(Dataset entries)
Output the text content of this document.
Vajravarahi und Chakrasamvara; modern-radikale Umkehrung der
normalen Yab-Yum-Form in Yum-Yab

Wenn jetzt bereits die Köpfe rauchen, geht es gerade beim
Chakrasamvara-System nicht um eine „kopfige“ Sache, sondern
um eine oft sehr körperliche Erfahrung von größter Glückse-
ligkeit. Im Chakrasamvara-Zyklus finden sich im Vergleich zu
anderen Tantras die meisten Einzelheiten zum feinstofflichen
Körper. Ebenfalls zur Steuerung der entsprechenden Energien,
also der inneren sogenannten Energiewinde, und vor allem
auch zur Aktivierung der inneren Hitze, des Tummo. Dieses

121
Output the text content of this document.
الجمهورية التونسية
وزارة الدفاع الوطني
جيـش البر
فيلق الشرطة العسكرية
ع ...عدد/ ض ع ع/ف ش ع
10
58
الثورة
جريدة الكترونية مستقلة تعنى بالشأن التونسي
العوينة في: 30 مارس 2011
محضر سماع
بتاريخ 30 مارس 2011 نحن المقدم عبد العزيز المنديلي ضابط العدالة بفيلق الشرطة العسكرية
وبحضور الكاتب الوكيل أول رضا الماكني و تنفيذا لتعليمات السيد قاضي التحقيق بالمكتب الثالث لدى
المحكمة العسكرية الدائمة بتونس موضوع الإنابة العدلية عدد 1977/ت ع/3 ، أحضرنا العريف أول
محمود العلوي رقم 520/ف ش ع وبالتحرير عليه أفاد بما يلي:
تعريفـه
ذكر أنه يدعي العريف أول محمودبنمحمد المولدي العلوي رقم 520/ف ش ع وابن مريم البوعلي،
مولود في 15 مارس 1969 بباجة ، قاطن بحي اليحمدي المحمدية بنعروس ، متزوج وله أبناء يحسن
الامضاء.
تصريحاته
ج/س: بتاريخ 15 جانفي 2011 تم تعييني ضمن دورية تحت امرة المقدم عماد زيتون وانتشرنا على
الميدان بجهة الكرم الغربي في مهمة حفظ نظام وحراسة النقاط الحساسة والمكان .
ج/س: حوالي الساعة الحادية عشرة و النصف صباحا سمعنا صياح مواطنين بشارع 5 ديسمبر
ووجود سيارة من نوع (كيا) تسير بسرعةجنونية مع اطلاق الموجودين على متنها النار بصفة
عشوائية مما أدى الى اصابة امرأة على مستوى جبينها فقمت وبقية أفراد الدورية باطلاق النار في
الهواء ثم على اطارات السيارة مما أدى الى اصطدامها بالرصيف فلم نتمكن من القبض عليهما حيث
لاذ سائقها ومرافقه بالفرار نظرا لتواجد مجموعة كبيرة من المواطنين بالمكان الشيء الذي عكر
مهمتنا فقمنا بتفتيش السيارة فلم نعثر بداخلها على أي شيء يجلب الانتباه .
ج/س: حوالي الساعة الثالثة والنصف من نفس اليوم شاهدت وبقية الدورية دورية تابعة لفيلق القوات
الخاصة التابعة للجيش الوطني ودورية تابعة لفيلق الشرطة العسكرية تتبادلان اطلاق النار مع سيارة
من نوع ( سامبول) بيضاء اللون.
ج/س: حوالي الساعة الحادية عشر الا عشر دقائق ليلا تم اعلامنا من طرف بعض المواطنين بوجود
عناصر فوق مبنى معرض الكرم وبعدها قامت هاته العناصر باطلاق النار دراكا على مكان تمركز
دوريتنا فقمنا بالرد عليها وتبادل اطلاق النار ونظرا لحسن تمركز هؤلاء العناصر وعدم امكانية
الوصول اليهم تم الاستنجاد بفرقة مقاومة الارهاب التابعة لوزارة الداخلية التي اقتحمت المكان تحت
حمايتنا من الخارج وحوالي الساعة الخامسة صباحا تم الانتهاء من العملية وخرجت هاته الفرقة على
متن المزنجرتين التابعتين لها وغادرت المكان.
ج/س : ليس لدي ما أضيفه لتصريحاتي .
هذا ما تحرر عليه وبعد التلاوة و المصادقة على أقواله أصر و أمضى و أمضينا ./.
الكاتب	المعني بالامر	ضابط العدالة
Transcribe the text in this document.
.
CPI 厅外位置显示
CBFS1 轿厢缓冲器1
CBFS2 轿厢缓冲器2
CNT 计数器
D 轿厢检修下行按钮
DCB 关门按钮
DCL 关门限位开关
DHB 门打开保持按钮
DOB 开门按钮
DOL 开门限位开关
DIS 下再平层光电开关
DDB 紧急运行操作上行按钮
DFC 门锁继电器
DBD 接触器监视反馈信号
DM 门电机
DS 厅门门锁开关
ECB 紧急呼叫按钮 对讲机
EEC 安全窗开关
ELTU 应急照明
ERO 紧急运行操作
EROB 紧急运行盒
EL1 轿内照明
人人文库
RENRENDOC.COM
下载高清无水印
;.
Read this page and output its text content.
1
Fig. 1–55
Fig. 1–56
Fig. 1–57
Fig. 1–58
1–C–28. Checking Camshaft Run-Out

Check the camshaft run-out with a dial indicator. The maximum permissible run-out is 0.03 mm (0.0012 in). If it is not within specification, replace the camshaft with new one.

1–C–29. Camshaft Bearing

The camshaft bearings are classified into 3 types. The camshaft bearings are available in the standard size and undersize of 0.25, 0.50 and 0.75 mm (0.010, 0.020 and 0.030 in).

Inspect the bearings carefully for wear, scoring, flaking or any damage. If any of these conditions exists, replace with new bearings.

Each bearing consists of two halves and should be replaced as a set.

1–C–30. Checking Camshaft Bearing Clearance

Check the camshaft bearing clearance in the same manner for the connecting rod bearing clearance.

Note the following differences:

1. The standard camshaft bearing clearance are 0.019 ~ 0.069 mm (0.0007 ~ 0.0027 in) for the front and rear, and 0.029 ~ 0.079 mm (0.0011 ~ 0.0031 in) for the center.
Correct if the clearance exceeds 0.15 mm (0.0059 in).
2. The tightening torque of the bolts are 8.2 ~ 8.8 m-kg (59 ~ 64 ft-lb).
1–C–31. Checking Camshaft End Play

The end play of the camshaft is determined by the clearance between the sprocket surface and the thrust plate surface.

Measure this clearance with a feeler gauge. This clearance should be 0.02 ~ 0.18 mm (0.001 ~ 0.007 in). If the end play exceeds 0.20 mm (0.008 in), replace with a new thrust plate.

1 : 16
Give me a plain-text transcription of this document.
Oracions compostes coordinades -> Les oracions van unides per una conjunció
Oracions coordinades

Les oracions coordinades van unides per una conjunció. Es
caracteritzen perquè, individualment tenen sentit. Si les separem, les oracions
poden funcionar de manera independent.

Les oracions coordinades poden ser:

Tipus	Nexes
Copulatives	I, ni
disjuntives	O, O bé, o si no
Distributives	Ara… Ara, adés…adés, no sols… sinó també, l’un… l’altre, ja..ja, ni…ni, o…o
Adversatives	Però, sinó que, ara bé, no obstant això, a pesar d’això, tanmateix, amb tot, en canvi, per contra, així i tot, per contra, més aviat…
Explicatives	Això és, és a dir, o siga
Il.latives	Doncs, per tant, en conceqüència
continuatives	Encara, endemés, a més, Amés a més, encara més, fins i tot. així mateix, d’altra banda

#### Task requirements
Repeat every record exactly as written, please.

#### Problem solution
Output the text content of this document.
Vajravarahi und Chakrasamvara; modern-radikale Umkehrung der
normalen Yab-Yum-Form in Yum-Yab

Wenn jetzt bereits die Köpfe rauchen, geht es gerade beim
Chakrasamvara-System nicht um eine „kopfige“ Sache, sondern
um eine oft sehr körperliche Erfahrung von größter Glückse-
ligkeit. Im Chakrasamvara-Zyklus finden sich im Vergleich zu
anderen Tantras die meisten Einzelheiten zum feinstofflichen
Körper. Ebenfalls zur Steuerung der entsprechenden Energien,
also der inneren sogenannten Energiewinde, und vor allem
auch zur Aktivierung der inneren Hitze, des Tummo. Dieses

121
Output the text content of this document.
الجمهورية التونسية
وزارة الدفاع الوطني
جيـش البر
فيلق الشرطة العسكرية
ع ...عدد/ ض ع ع/ف ش ع
10
58
الثورة
جريدة الكترونية مستقلة تعنى بالشأن التونسي
العوينة في: 30 مارس 2011
محضر سماع
بتاريخ 30 مارس 2011 نحن المقدم عبد العزيز المنديلي ضابط العدالة بفيلق الشرطة العسكرية
وبحضور الكاتب الوكيل أول رضا الماكني و تنفيذا لتعليمات السيد قاضي التحقيق بالمكتب الثالث لدى
المحكمة العسكرية الدائمة بتونس موضوع الإنابة العدلية عدد 1977/ت ع/3 ، أحضرنا العريف أول
محمود العلوي رقم 520/ف ش ع وبالتحرير عليه أفاد بما يلي:
تعريفـه
ذكر أنه يدعي العريف أول محمودبنمحمد المولدي العلوي رقم 520/ف ش ع وابن مريم البوعلي،
مولود في 15 مارس 1969 بباجة ، قاطن بحي اليحمدي المحمدية بنعروس ، متزوج وله أبناء يحسن
الامضاء.
تصريحاته
ج/س: بتاريخ 15 جانفي 2011 تم تعييني ضمن دورية تحت امرة المقدم عماد زيتون وانتشرنا على
الميدان بجهة الكرم الغربي في مهمة حفظ نظام وحراسة النقاط الحساسة والمكان .
ج/س: حوالي الساعة الحادية عشرة و النصف صباحا سمعنا صياح مواطنين بشارع 5 ديسمبر
ووجود سيارة من نوع (كيا) تسير بسرعةجنونية مع اطلاق الموجودين على متنها النار بصفة
عشوائية مما أدى الى اصابة امرأة على مستوى جبينها فقمت وبقية أفراد الدورية باطلاق النار في
الهواء ثم على اطارات السيارة مما أدى الى اصطدامها بالرصيف فلم نتمكن من القبض عليهما حيث
لاذ سائقها ومرافقه بالفرار نظرا لتواجد مجموعة كبيرة من المواطنين بالمكان الشيء الذي عكر
مهمتنا فقمنا بتفتيش السيارة فلم نعثر بداخلها على أي شيء يجلب الانتباه .
ج/س: حوالي الساعة الثالثة والنصف من نفس اليوم شاهدت وبقية الدورية دورية تابعة لفيلق القوات
الخاصة التابعة للجيش الوطني ودورية تابعة لفيلق الشرطة العسكرية تتبادلان اطلاق النار مع سيارة
من نوع ( سامبول) بيضاء اللون.
ج/س: حوالي الساعة الحادية عشر الا عشر دقائق ليلا تم اعلامنا من طرف بعض المواطنين بوجود
عناصر فوق مبنى معرض الكرم وبعدها قامت هاته العناصر باطلاق النار دراكا على مكان تمركز
دوريتنا فقمنا بالرد عليها وتبادل اطلاق النار ونظرا لحسن تمركز هؤلاء العناصر وعدم امكانية
الوصول اليهم تم الاستنجاد بفرقة مقاومة الارهاب التابعة لوزارة الداخلية التي اقتحمت المكان تحت
حمايتنا من الخارج وحوالي الساعة الخامسة صباحا تم الانتهاء من العملية وخرجت هاته الفرقة على
متن المزنجرتين التابعتين لها وغادرت المكان.
ج/س : ليس لدي ما أضيفه لتصريحاتي .
هذا ما تحرر عليه وبعد التلاوة و المصادقة على أقواله أصر و أمضى و أمضينا ./.
الكاتب	المعني بالامر	ضابط العدالة
Transcribe the text in this document.
.
CPI 厅外位置显示
CBFS1 轿厢缓冲器1
CBFS2 轿厢缓冲器2
CNT 计数器
D 轿厢检修下行按钮
DCB 关门按钮
DCL 关门限位开关
DHB 门打开保持按钮
DOB 开门按钮
DOL 开门限位开关
DIS 下再平层光电开关
DDB 紧急运行操作上行按钮
DFC 门锁继电器
DBD 接触器监视反馈信号
DM 门电机
DS 厅门门锁开关
ECB 紧急呼叫按钮 对讲机
EEC 安全窗开关
ELTU 应急照明
ERO 紧急运行操作
EROB 紧急运行盒
EL1 轿内照明
人人文库
RENRENDOC.COM
下载高清无水印
;.
Read this page and output its text content.
1
Fig. 1–55
Fig. 1–56
Fig. 1–57
Fig. 1–58
1–C–28. Checking Camshaft Run-Out

Check the camshaft run-out with a dial indicator. The maximum permissible run-out is 0.03 mm (0.0012 in). If it is not within specification, replace the camshaft with new one.

1–C–29. Camshaft Bearing

The camshaft bearings are classified into 3 types. The camshaft bearings are available in the standard size and undersize of 0.25, 0.50 and 0.75 mm (0.010, 0.020 and 0.030 in).

Inspect the bearings carefully for wear, scoring, flaking or any damage. If any of these conditions exists, replace with new bearings.

Each bearing consists of two halves and should be replaced as a set.

1–C–30. Checking Camshaft Bearing Clearance

Check the camshaft bearing clearance in the same manner for the connecting rod bearing clearance.

Note the following differences:

1. The standard camshaft bearing clearance are 0.019 ~ 0.069 mm (0.0007 ~ 0.0027 in) for the front and rear, and 0.029 ~ 0.079 mm (0.0011 ~ 0.0031 in) for the center.
Correct if the clearance exceeds 0.15 mm (0.0059 in).
2. The tightening torque of the bolts are 8.2 ~ 8.8 m-kg (59 ~ 64 ft-lb).
1–C–31. Checking Camshaft End Play

The end play of the camshaft is determined by the clearance between the sprocket surface and the thrust plate surface.

Measure this clearance with a feeler gauge. This clearance should be 0.02 ~ 0.18 mm (0.001 ~ 0.007 in). If the end play exceeds 0.20 mm (0.008 in), replace with a new thrust plate.

1 : 16
Give me a plain-text transcription of this document.
Oracions compostes coordinades -> Les oracions van unides per una conjunció
Oracions coordinades

Les oracions coordinades van unides per una conjunció. Es
caracteritzen perquè, individualment tenen sentit. Si les separem, les oracions
poden funcionar de manera independent.

Les oracions coordinades poden ser:

Tipus	Nexes
Copulatives	I, ni
disjuntives	O, O bé, o si no
Distributives	Ara… Ara, adés…adés, no sols… sinó també, l’un… l’altre, ja..ja, ni…ni, o…o
Adversatives	Però, sinó que, ara bé, no obstant això, a pesar d’això, tanmateix, amb tot, en canvi, per contra, així i tot, per contra, més aviat…
Explicatives	Això és, és a dir, o siga
Il.latives	Doncs, per tant, en conceqüència
continuatives	Encara, endemés, a més, Amés a més, encara més, fins i tot. així mateix, d’altra banda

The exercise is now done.